(Records excerpted from a collection)
## start

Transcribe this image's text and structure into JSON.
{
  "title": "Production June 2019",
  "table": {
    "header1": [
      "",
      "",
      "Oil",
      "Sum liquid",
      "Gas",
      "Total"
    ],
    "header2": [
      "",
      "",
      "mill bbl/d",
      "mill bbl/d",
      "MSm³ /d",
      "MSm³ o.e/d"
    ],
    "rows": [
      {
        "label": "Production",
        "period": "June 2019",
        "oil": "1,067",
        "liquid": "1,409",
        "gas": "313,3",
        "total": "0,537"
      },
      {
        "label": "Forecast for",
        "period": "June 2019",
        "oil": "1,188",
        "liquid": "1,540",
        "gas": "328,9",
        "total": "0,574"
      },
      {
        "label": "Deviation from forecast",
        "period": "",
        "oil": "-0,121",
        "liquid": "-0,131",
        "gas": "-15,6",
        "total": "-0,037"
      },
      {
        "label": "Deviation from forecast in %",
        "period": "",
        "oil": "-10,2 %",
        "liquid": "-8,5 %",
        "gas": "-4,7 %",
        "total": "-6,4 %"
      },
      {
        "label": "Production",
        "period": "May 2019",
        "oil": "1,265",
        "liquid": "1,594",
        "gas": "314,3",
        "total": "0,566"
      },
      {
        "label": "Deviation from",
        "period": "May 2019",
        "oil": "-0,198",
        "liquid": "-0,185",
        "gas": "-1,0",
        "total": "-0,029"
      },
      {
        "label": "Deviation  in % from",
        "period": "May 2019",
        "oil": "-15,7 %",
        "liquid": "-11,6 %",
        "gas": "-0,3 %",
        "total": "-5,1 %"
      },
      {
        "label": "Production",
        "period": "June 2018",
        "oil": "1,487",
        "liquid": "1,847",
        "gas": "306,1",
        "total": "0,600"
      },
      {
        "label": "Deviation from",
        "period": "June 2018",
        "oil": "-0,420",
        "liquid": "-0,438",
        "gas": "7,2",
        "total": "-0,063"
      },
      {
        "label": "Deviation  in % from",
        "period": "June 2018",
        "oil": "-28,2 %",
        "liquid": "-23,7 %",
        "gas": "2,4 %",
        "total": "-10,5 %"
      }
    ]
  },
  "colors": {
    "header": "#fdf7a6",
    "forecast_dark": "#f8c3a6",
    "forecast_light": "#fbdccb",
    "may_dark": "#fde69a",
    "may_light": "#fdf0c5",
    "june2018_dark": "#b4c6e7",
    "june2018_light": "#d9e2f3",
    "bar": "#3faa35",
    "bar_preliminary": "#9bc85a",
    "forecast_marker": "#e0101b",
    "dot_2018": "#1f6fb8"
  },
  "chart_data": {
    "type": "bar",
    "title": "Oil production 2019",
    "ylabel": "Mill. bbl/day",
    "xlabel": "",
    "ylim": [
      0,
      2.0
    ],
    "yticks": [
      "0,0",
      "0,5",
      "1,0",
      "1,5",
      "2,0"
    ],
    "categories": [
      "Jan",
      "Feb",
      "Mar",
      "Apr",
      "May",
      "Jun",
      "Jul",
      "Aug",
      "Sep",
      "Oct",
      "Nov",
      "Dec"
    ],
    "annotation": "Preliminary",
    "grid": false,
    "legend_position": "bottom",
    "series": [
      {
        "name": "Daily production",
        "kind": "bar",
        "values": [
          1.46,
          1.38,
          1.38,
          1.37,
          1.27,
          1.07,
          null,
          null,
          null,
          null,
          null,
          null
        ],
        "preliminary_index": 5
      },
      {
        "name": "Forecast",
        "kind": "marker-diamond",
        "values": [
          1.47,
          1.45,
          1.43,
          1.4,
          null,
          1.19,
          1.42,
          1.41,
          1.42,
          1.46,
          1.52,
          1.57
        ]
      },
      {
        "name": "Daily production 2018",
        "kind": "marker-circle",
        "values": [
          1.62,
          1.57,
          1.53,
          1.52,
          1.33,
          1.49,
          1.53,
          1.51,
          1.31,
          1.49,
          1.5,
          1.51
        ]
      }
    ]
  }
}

## end

Write all of the records out again exactly.

* Expected output
Transcribe this image's text and structure into JSON.
{
  "title": "Production June 2019",
  "table": {
    "header1": [
      "",
      "",
      "Oil",
      "Sum liquid",
      "Gas",
      "Total"
    ],
    "header2": [
      "",
      "",
      "mill bbl/d",
      "mill bbl/d",
      "MSm³ /d",
      "MSm³ o.e/d"
    ],
    "rows": [
      {
        "label": "Production",
        "period": "June 2019",
        "oil": "1,067",
        "liquid": "1,409",
        "gas": "313,3",
        "total": "0,537"
      },
      {
        "label": "Forecast for",
        "period": "June 2019",
        "oil": "1,188",
        "liquid": "1,540",
        "gas": "328,9",
        "total": "0,574"
      },
      {
        "label": "Deviation from forecast",
        "period": "",
        "oil": "-0,121",
        "liquid": "-0,131",
        "gas": "-15,6",
        "total": "-0,037"
      },
      {
        "label": "Deviation from forecast in %",
        "period": "",
        "oil": "-10,2 %",
        "liquid": "-8,5 %",
        "gas": "-4,7 %",
        "total": "-6,4 %"
      },
      {
        "label": "Production",
        "period": "May 2019",
        "oil": "1,265",
        "liquid": "1,594",
        "gas": "314,3",
        "total": "0,566"
      },
      {
        "label": "Deviation from",
        "period": "May 2019",
        "oil": "-0,198",
        "liquid": "-0,185",
        "gas": "-1,0",
        "total": "-0,029"
      },
      {
        "label": "Deviation  in % from",
        "period": "May 2019",
        "oil": "-15,7 %",
        "liquid": "-11,6 %",
        "gas": "-0,3 %",
        "total": "-5,1 %"
      },
      {
        "label": "Production",
        "period": "June 2018",
        "oil": "1,487",
        "liquid": "1,847",
        "gas": "306,1",
        "total": "0,600"
      },
      {
        "label": "Deviation from",
        "period": "June 2018",
        "oil": "-0,420",
        "liquid": "-0,438",
        "gas": "7,2",
        "total": "-0,063"
      },
      {
        "label": "Deviation  in % from",
        "period": "June 2018",
        "oil": "-28,2 %",
        "liquid": "-23,7 %",
        "gas": "2,4 %",
        "total": "-10,5 %"
      }
    ]
  },
  "colors": {
    "header": "#fdf7a6",
    "forecast_dark": "#f8c3a6",
    "forecast_light": "#fbdccb",
    "may_dark": "#fde69a",
    "may_light": "#fdf0c5",
    "june2018_dark": "#b4c6e7",
    "june2018_light": "#d9e2f3",
    "bar": "#3faa35",
    "bar_preliminary": "#9bc85a",
    "forecast_marker": "#e0101b",
    "dot_2018": "#1f6fb8"
  },
  "chart_data": {
    "type": "bar",
    "title": "Oil production 2019",
    "ylabel": "Mill. bbl/day",
    "xlabel": "",
    "ylim": [
      0,
      2.0
    ],
    "yticks": [
      "0,0",
      "0,5",
      "1,0",
      "1,5",
      "2,0"
    ],
    "categories": [
      "Jan",
      "Feb",
      "Mar",
      "Apr",
      "May",
      "Jun",
      "Jul",
      "Aug",
      "Sep",
      "Oct",
      "Nov",
      "Dec"
    ],
    "annotation": "Preliminary",
    "grid": false,
    "legend_position": "bottom",
    "series": [
      {
        "name": "Daily production",
        "kind": "bar",
        "values": [
          1.46,
          1.38,
          1.38,
          1.37,
          1.27,
          1.07,
          null,
          null,
          null,
          null,
          null,
          null
        ],
        "preliminary_index": 5
      },
      {
        "name": "Forecast",
        "kind": "marker-diamond",
        "values": [
          1.47,
          1.45,
          1.43,
          1.4,
          null,
          1.19,
          1.42,
          1.41,
          1.42,
          1.46,
          1.52,
          1.57
        ]
      },
      {
        "name": "Daily production 2018",
        "kind": "marker-circle",
        "values": [
          1.62,
          1.57,
          1.53,
          1.52,
          1.33,
          1.49,
          1.53,
          1.51,
          1.31,
          1.49,
          1.5,
          1.51
        ]
      }
    ]
  }
}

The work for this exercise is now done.